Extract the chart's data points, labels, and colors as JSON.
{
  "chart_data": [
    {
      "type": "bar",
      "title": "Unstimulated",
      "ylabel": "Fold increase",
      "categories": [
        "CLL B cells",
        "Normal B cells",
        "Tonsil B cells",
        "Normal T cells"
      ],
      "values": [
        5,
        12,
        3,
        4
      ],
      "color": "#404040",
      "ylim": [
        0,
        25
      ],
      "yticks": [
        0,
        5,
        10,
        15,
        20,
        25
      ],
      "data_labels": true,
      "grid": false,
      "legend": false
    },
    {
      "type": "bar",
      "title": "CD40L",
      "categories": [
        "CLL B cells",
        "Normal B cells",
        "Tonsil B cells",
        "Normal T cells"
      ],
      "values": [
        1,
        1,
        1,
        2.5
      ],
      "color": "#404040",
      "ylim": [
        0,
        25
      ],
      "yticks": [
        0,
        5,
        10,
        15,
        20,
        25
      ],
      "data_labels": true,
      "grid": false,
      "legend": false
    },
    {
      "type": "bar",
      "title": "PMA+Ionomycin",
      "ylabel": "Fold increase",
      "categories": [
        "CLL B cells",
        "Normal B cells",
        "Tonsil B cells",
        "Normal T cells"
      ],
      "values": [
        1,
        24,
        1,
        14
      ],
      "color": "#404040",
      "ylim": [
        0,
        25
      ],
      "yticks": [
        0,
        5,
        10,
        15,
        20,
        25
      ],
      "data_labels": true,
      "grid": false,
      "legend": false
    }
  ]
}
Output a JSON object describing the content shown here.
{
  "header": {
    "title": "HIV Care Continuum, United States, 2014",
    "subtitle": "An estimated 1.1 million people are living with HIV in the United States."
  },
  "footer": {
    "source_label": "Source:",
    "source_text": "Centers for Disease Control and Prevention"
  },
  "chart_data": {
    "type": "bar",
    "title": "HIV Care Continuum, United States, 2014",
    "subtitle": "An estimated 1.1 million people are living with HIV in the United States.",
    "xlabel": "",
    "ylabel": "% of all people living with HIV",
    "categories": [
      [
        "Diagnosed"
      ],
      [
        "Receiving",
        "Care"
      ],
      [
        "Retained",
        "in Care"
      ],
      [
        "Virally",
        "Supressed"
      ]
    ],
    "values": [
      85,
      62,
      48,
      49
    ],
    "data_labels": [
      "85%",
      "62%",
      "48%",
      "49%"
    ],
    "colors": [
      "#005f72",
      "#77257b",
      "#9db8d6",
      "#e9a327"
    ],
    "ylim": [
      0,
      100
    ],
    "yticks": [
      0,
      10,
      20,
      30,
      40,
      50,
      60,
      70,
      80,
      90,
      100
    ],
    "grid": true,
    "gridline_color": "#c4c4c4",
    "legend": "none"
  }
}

- **WHAT YOU HAVE TO DO**:
Work out how many lines of the material contain the string "million"; nothing except that figure should be given.

- **ANSWER SECTION**:
2